**Dataset entries**
:::

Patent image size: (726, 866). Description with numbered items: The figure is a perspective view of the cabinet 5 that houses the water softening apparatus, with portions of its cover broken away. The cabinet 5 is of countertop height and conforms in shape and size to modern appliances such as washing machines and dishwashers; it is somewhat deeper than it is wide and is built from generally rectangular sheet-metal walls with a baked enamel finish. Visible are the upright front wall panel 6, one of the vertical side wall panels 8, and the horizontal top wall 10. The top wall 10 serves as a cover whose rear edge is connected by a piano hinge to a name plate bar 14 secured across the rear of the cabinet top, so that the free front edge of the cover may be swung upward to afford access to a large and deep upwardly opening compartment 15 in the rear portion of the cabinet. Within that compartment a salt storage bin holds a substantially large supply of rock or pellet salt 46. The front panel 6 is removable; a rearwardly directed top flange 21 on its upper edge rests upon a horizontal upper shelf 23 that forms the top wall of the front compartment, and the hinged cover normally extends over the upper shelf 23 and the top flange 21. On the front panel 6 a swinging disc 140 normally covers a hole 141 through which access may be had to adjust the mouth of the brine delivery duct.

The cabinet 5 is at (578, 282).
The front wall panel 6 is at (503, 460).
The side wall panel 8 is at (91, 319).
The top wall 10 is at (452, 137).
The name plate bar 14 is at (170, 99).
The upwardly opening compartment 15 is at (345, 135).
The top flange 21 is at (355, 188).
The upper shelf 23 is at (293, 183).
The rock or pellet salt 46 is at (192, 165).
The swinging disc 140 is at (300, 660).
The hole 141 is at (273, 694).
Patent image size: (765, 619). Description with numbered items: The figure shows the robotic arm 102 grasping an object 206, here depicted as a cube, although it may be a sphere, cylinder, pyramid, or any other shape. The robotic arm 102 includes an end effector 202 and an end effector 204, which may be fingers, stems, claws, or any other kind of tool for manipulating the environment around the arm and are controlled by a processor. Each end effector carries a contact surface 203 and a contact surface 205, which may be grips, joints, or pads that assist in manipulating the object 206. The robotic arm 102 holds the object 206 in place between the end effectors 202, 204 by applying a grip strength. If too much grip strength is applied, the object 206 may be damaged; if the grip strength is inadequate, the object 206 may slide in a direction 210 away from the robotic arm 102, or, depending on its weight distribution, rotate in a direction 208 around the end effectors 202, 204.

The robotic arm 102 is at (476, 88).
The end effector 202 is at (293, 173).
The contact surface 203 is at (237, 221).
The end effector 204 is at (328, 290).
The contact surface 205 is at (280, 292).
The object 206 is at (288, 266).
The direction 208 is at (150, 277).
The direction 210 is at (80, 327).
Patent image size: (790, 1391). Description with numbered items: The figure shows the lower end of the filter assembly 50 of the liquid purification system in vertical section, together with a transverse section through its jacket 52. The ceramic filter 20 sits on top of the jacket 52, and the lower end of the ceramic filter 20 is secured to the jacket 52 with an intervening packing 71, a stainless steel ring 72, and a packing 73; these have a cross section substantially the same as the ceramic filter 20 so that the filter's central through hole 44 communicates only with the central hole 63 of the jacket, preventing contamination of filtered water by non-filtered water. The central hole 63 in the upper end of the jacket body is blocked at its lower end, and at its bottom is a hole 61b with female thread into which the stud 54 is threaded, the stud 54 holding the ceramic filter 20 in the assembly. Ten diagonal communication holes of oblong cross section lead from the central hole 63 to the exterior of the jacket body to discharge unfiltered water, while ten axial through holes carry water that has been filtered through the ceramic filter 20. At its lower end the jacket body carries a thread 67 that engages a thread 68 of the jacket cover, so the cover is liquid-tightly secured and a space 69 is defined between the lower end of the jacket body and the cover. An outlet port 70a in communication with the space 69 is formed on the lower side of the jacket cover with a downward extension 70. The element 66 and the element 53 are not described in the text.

:::

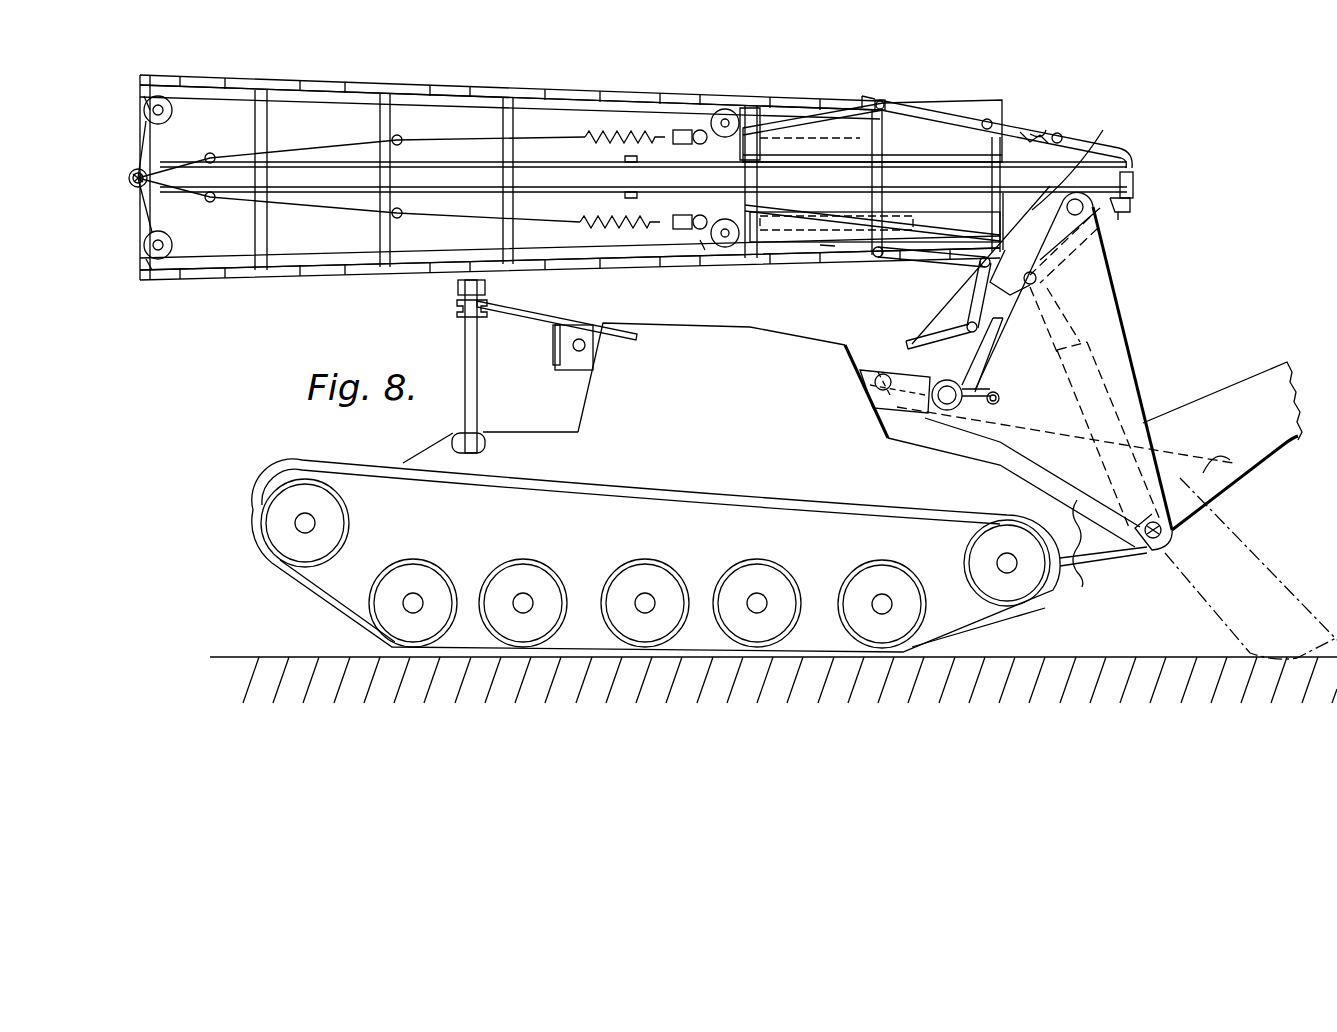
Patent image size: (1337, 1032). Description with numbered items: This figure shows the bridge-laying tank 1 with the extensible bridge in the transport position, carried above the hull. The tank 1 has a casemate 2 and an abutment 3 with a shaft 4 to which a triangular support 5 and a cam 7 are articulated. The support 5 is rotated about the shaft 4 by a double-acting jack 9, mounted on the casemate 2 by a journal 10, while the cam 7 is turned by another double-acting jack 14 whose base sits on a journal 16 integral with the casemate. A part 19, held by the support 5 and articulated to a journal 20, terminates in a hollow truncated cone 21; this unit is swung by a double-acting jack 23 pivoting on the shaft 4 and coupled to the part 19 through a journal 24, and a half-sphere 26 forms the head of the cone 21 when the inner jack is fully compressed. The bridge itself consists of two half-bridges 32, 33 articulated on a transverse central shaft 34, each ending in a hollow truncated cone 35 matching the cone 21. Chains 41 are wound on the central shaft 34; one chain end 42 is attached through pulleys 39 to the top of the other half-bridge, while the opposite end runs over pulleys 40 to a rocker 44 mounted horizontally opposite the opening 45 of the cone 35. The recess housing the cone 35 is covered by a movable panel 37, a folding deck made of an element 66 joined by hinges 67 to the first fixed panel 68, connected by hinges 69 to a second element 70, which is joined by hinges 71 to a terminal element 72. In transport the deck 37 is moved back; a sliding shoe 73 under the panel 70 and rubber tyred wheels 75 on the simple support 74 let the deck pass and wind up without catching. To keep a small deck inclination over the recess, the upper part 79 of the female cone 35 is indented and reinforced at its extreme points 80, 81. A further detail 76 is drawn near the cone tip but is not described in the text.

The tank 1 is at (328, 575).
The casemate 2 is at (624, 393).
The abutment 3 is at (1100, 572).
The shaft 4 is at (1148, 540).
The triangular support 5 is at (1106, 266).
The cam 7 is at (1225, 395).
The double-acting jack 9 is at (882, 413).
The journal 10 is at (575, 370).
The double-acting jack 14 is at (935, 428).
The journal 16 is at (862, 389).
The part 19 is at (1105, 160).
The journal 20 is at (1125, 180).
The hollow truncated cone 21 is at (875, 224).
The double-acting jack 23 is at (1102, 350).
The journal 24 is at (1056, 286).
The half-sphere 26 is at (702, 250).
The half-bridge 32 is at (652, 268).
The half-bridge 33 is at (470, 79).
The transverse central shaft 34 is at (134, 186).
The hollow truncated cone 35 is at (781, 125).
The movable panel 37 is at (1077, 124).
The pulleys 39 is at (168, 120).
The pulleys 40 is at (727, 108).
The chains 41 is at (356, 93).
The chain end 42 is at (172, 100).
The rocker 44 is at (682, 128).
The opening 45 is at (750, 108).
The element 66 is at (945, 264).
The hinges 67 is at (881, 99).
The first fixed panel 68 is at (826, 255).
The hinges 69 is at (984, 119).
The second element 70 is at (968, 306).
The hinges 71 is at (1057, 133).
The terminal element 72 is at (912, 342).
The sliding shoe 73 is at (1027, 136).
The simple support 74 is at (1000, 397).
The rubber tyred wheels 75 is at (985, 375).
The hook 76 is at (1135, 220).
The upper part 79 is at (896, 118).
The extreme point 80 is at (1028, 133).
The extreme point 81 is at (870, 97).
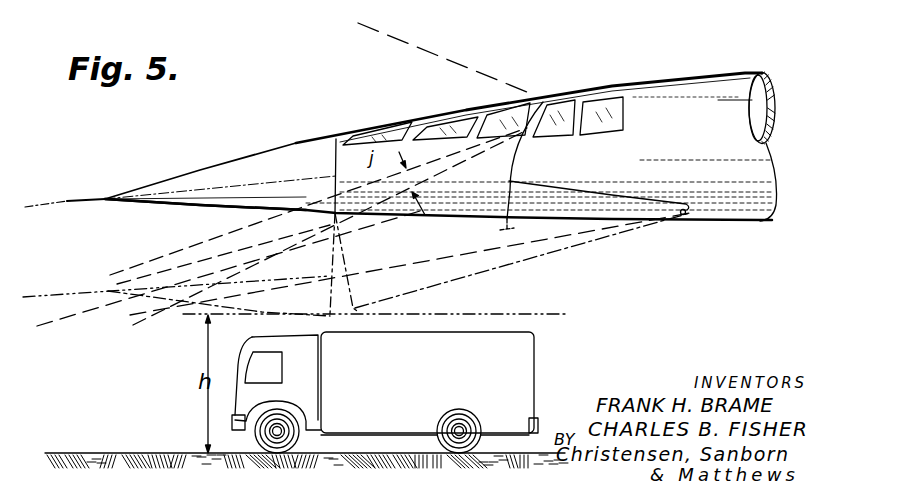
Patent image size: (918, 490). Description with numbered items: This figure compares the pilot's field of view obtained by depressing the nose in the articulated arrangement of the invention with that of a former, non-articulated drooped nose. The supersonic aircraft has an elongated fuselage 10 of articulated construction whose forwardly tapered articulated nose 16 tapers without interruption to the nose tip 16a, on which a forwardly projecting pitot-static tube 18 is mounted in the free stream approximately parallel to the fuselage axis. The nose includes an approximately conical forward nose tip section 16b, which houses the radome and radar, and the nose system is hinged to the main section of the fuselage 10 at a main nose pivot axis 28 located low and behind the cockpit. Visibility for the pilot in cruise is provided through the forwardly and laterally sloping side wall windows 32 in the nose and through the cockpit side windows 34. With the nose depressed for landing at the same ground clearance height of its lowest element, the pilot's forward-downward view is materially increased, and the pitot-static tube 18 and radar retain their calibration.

:::

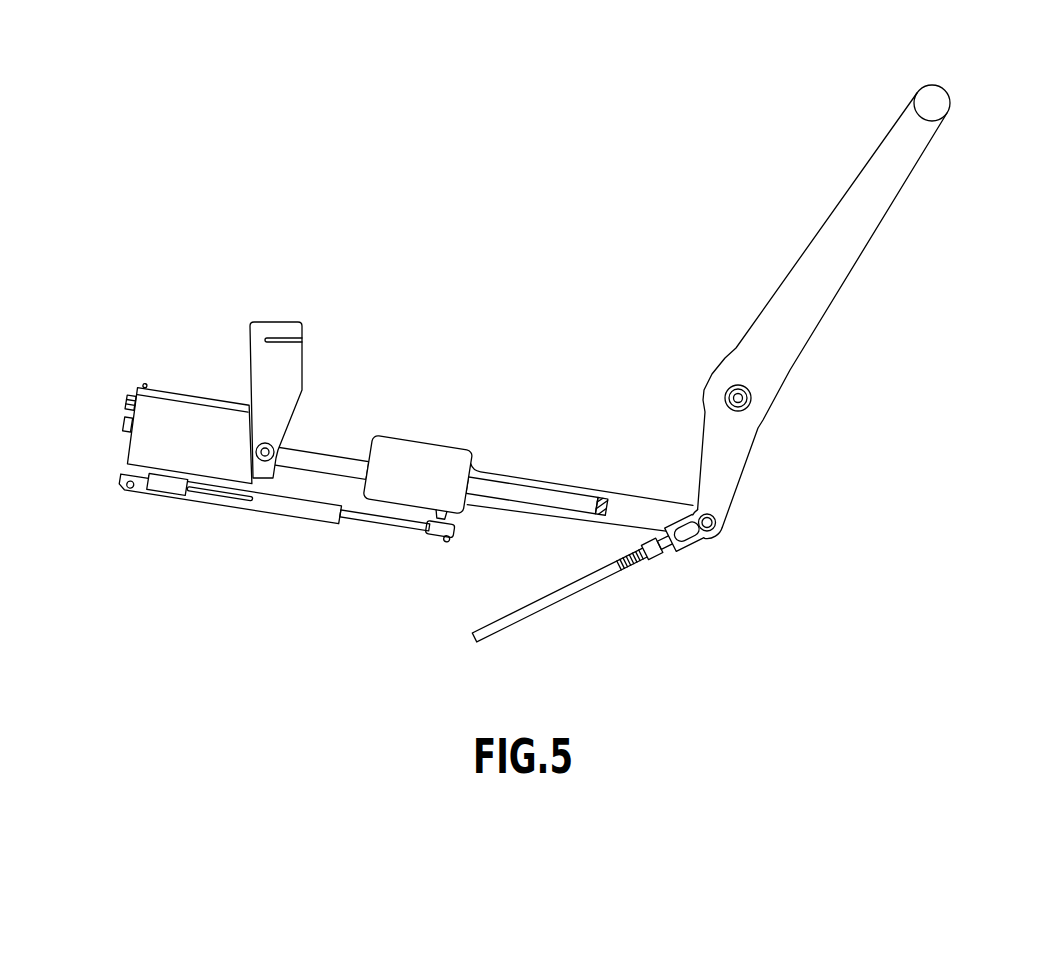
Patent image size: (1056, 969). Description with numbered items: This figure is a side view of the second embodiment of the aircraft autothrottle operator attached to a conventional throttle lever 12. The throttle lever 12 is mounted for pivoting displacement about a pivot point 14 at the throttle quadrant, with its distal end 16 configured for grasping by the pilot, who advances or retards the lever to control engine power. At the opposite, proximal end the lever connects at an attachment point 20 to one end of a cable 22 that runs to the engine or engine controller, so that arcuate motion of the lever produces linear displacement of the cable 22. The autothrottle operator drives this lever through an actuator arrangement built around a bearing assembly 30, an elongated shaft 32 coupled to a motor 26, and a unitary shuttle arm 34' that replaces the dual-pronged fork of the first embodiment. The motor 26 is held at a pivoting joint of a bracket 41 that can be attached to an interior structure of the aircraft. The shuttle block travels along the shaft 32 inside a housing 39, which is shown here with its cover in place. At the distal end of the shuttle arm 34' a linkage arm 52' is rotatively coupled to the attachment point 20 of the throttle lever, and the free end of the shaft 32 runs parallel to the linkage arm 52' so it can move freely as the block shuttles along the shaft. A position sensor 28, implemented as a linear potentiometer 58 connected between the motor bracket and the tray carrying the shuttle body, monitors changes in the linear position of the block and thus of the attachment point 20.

:::

**Task requirements**
Repeat the lines of the data word for word, starting at the line that contains "Patent image size: (765, 619)." and ending at the line that contains "The contact surface 205 is at (280, 292).", with both of those lines included.

**Written solution**
Patent image size: (765, 619). Description with numbered items: The figure shows the robotic arm 102 grasping an object 206, here depicted as a cube, although it may be a sphere, cylinder, pyramid, or any other shape. The robotic arm 102 includes an end effector 202 and an end effector 204, which may be fingers, stems, claws, or any other kind of tool for manipulating the environment around the arm and are controlled by a processor. Each end effector carries a contact surface 203 and a contact surface 205, which may be grips, joints, or pads that assist in manipulating the object 206. The robotic arm 102 holds the object 206 in place between the end effectors 202, 204 by applying a grip strength. If too much grip strength is applied, the object 206 may be damaged; if the grip strength is inadequate, the object 206 may slide in a direction 210 away from the robotic arm 102, or, depending on its weight distribution, rotate in a direction 208 around the end effectors 202, 204.

The robotic arm 102 is at (476, 88).
The end effector 202 is at (293, 173).
The contact surface 203 is at (237, 221).
The end effector 204 is at (328, 290).
The contact surface 205 is at (280, 292).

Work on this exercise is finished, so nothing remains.